--- Given records ---
————————

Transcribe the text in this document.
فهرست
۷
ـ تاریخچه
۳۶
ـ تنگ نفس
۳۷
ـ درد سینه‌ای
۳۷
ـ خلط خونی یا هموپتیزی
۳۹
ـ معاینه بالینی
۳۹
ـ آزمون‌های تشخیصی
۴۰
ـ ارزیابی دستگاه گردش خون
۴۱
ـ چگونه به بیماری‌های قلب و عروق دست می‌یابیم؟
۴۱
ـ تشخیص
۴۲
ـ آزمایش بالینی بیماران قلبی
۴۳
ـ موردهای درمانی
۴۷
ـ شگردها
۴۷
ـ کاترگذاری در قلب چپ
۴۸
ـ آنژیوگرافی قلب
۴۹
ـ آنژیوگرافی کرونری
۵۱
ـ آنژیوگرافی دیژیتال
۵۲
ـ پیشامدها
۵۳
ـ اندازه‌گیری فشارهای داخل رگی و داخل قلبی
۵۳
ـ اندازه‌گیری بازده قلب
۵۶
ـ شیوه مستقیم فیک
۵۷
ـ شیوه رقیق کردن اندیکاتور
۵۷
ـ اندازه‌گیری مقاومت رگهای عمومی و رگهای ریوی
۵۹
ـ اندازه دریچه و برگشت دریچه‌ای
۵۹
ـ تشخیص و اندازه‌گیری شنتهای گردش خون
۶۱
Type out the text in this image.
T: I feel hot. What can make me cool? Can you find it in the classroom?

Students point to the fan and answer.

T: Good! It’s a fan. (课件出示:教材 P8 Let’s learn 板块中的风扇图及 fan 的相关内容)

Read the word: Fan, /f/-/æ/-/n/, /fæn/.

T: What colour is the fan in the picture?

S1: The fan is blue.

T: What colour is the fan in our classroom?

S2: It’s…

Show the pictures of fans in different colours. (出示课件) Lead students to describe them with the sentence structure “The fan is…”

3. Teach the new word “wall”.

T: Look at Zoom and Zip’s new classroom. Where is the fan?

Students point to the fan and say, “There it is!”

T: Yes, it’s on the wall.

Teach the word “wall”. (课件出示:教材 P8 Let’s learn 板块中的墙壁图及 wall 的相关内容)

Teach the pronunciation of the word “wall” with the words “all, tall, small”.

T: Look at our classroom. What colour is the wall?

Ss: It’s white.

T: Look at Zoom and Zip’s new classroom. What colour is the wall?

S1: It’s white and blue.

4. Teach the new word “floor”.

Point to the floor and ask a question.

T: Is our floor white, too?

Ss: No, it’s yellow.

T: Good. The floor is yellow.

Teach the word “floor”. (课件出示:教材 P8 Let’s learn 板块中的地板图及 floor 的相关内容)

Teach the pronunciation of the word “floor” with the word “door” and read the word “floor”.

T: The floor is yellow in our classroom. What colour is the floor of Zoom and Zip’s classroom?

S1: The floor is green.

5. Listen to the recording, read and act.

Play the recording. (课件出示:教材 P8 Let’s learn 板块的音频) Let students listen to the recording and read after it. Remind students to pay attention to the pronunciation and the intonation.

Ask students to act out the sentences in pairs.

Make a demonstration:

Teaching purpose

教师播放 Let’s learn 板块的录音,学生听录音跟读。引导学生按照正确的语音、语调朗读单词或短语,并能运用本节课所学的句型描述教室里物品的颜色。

————————

--- Task objective ---
Show all lines in the entries above where the string "wall" appears.

--- Answer to the problem ---
3. Teach the new word “wall”.
T: Yes, it’s on the wall.
Teach the word “wall”. (课件出示:教材 P8 Let’s learn 板块中的墙壁图及 wall 的相关内容)
Teach the pronunciation of the word “wall” with the words “all, tall, small”.
T: Look at our classroom. What colour is the wall?
T: Look at Zoom and Zip’s new classroom. What colour is the wall?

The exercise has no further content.